§ **Stated goal**
Reproduce the records below exactly, leaving out any pictures.

╭─ Records supplied

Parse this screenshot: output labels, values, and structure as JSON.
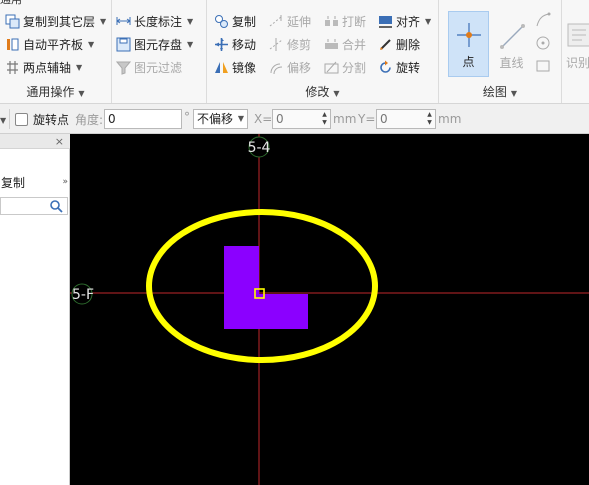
{
  "window": {
    "cut_title": "通用"
  },
  "ribbon": {
    "general_ops": {
      "label": "通用操作",
      "copy_to_layer": "复制到其它层",
      "auto_level_slab": "自动平齐板",
      "two_point_axis": "两点辅轴",
      "length_dim": "长度标注",
      "save_element": "图元存盘",
      "filter_element": "图元过滤"
    },
    "modify": {
      "label": "修改",
      "copy": "复制",
      "extend": "延伸",
      "break": "打断",
      "align": "对齐",
      "move": "移动",
      "trim": "修剪",
      "merge": "合并",
      "delete": "删除",
      "mirror": "镜像",
      "offset": "偏移",
      "split": "分割",
      "rotate": "旋转"
    },
    "draw": {
      "label": "绘图",
      "point": "点",
      "line": "直线"
    },
    "identify": {
      "label": "识别"
    }
  },
  "propbar": {
    "rotate_point": "旋转点",
    "angle_label": "角度:",
    "angle_value": "0",
    "degree_symbol": "°",
    "offset_option": "不偏移",
    "x_label": "X=",
    "x_value": "0",
    "x_unit": "mm",
    "y_label": "Y=",
    "y_value": "0",
    "y_unit": "mm"
  },
  "left_panel": {
    "close_symbol": "×",
    "copy_row": "复制",
    "more_symbol": "»"
  },
  "canvas": {
    "axis_top_label": "5-4",
    "axis_left_label": "5-F",
    "colors": {
      "background": "#000000",
      "axis_line": "#c1272d",
      "ellipse": "#ffff00",
      "shape": "#8b00ff",
      "grip": "#ffff00"
    }
  },
  "icons": [
    "copy-to-layer-icon",
    "auto-level-icon",
    "two-point-axis-icon",
    "length-dim-icon",
    "save-element-icon",
    "filter-icon",
    "copy-icon",
    "extend-icon",
    "break-icon",
    "align-icon",
    "move-icon",
    "trim-icon",
    "merge-icon",
    "delete-icon",
    "mirror-icon",
    "offset-icon",
    "split-icon",
    "rotate-icon",
    "point-icon",
    "line-icon",
    "search-icon"
  ]
}
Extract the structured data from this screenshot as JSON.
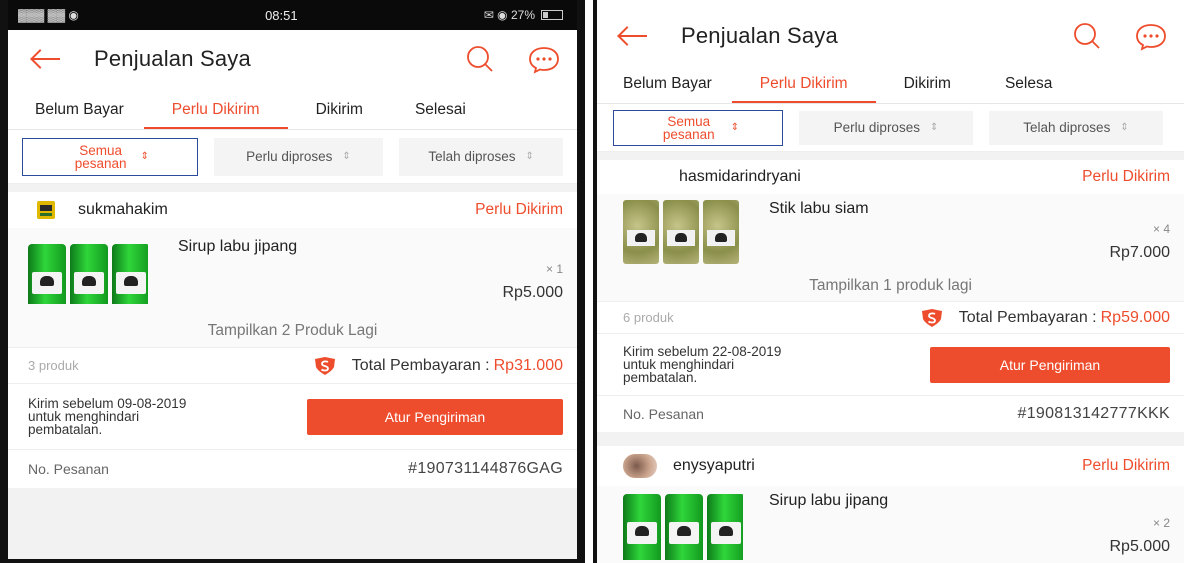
{
  "colors": {
    "accent": "#ee4d2d",
    "selected_border": "#2b4c9c"
  },
  "status_bar": {
    "left": "▓▓▓ ▓▓ ◉",
    "time": "08:51",
    "right": "✉ ◉ 27%"
  },
  "screens": [
    {
      "header": {
        "title": "Penjualan Saya",
        "icons": [
          "back-arrow-icon",
          "search-icon",
          "chat-icon"
        ]
      },
      "tabs": [
        "Belum Bayar",
        "Perlu Dikirim",
        "Dikirim",
        "Selesai"
      ],
      "active_tab": "Perlu Dikirim",
      "filters": [
        "Semua pesanan",
        "Perlu diproses",
        "Telah diproses"
      ],
      "orders": [
        {
          "shop": "sukmahakim",
          "status": "Perlu Dikirim",
          "product": "Sirup labu jipang",
          "qty": "× 1",
          "price": "Rp5.000",
          "more": "Tampilkan 2 Produk Lagi",
          "count": "3 produk",
          "total_label": "Total Pembayaran :",
          "total": "Rp31.000",
          "deadline": [
            "Kirim sebelum 09-08-2019",
            "untuk menghindari",
            "pembatalan."
          ],
          "ship_button": "Atur Pengiriman",
          "order_no_label": "No. Pesanan",
          "order_no": "#190731144876GAG"
        }
      ]
    },
    {
      "header": {
        "title": "Penjualan Saya",
        "icons": [
          "back-arrow-icon",
          "search-icon",
          "chat-icon"
        ]
      },
      "tabs": [
        "Belum Bayar",
        "Perlu Dikirim",
        "Dikirim",
        "Selesa"
      ],
      "active_tab": "Perlu Dikirim",
      "filters": [
        "Semua pesanan",
        "Perlu diproses",
        "Telah diproses"
      ],
      "orders": [
        {
          "shop": "hasmidarindryani",
          "status": "Perlu Dikirim",
          "product": "Stik labu siam",
          "qty": "× 4",
          "price": "Rp7.000",
          "more": "Tampilkan 1 produk lagi",
          "count": "6 produk",
          "total_label": "Total Pembayaran :",
          "total": "Rp59.000",
          "deadline": [
            "Kirim sebelum 22-08-2019",
            "untuk menghindari",
            "pembatalan."
          ],
          "ship_button": "Atur Pengiriman",
          "order_no_label": "No. Pesanan",
          "order_no": "#190813142777KKK"
        },
        {
          "shop": "enysyaputri",
          "status": "Perlu Dikirim",
          "product": "Sirup labu jipang",
          "qty": "× 2",
          "price": "Rp5.000"
        }
      ]
    }
  ]
}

╰─

§ **Finished exercise**
Parse this screenshot: output labels, values, and structure as JSON.
{
  "window": {
    "cut_title": "通用"
  },
  "ribbon": {
    "general_ops": {
      "label": "通用操作",
      "copy_to_layer": "复制到其它层",
      "auto_level_slab": "自动平齐板",
      "two_point_axis": "两点辅轴",
      "length_dim": "长度标注",
      "save_element": "图元存盘",
      "filter_element": "图元过滤"
    },
    "modify": {
      "label": "修改",
      "copy": "复制",
      "extend": "延伸",
      "break": "打断",
      "align": "对齐",
      "move": "移动",
      "trim": "修剪",
      "merge": "合并",
      "delete": "删除",
      "mirror": "镜像",
      "offset": "偏移",
      "split": "分割",
      "rotate": "旋转"
    },
    "draw": {
      "label": "绘图",
      "point": "点",
      "line": "直线"
    },
    "identify": {
      "label": "识别"
    }
  },
  "propbar": {
    "rotate_point": "旋转点",
    "angle_label": "角度:",
    "angle_value": "0",
    "degree_symbol": "°",
    "offset_option": "不偏移",
    "x_label": "X=",
    "x_value": "0",
    "x_unit": "mm",
    "y_label": "Y=",
    "y_value": "0",
    "y_unit": "mm"
  },
  "left_panel": {
    "close_symbol": "×",
    "copy_row": "复制",
    "more_symbol": "»"
  },
  "canvas": {
    "axis_top_label": "5-4",
    "axis_left_label": "5-F",
    "colors": {
      "background": "#000000",
      "axis_line": "#c1272d",
      "ellipse": "#ffff00",
      "shape": "#8b00ff",
      "grip": "#ffff00"
    }
  },
  "icons": [
    "copy-to-layer-icon",
    "auto-level-icon",
    "two-point-axis-icon",
    "length-dim-icon",
    "save-element-icon",
    "filter-icon",
    "copy-icon",
    "extend-icon",
    "break-icon",
    "align-icon",
    "move-icon",
    "trim-icon",
    "merge-icon",
    "delete-icon",
    "mirror-icon",
    "offset-icon",
    "split-icon",
    "rotate-icon",
    "point-icon",
    "line-icon",
    "search-icon"
  ]
}
Extract the structured data from this screenshot as JSON.
{
  "colors": {
    "accent": "#ee4d2d",
    "selected_border": "#2b4c9c"
  },
  "status_bar": {
    "left": "▓▓▓ ▓▓ ◉",
    "time": "08:51",
    "right": "✉ ◉ 27%"
  },
  "screens": [
    {
      "header": {
        "title": "Penjualan Saya",
        "icons": [
          "back-arrow-icon",
          "search-icon",
          "chat-icon"
        ]
      },
      "tabs": [
        "Belum Bayar",
        "Perlu Dikirim",
        "Dikirim",
        "Selesai"
      ],
      "active_tab": "Perlu Dikirim",
      "filters": [
        "Semua pesanan",
        "Perlu diproses",
        "Telah diproses"
      ],
      "orders": [
        {
          "shop": "sukmahakim",
          "status": "Perlu Dikirim",
          "product": "Sirup labu jipang",
          "qty": "× 1",
          "price": "Rp5.000",
          "more": "Tampilkan 2 Produk Lagi",
          "count": "3 produk",
          "total_label": "Total Pembayaran :",
          "total": "Rp31.000",
          "deadline": [
            "Kirim sebelum 09-08-2019",
            "untuk menghindari",
            "pembatalan."
          ],
          "ship_button": "Atur Pengiriman",
          "order_no_label": "No. Pesanan",
          "order_no": "#190731144876GAG"
        }
      ]
    },
    {
      "header": {
        "title": "Penjualan Saya",
        "icons": [
          "back-arrow-icon",
          "search-icon",
          "chat-icon"
        ]
      },
      "tabs": [
        "Belum Bayar",
        "Perlu Dikirim",
        "Dikirim",
        "Selesa"
      ],
      "active_tab": "Perlu Dikirim",
      "filters": [
        "Semua pesanan",
        "Perlu diproses",
        "Telah diproses"
      ],
      "orders": [
        {
          "shop": "hasmidarindryani",
          "status": "Perlu Dikirim",
          "product": "Stik labu siam",
          "qty": "× 4",
          "price": "Rp7.000",
          "more": "Tampilkan 1 produk lagi",
          "count": "6 produk",
          "total_label": "Total Pembayaran :",
          "total": "Rp59.000",
          "deadline": [
            "Kirim sebelum 22-08-2019",
            "untuk menghindari",
            "pembatalan."
          ],
          "ship_button": "Atur Pengiriman",
          "order_no_label": "No. Pesanan",
          "order_no": "#190813142777KKK"
        },
        {
          "shop": "enysyaputri",
          "status": "Perlu Dikirim",
          "product": "Sirup labu jipang",
          "qty": "× 2",
          "price": "Rp5.000"
        }
      ]
    }
  ]
}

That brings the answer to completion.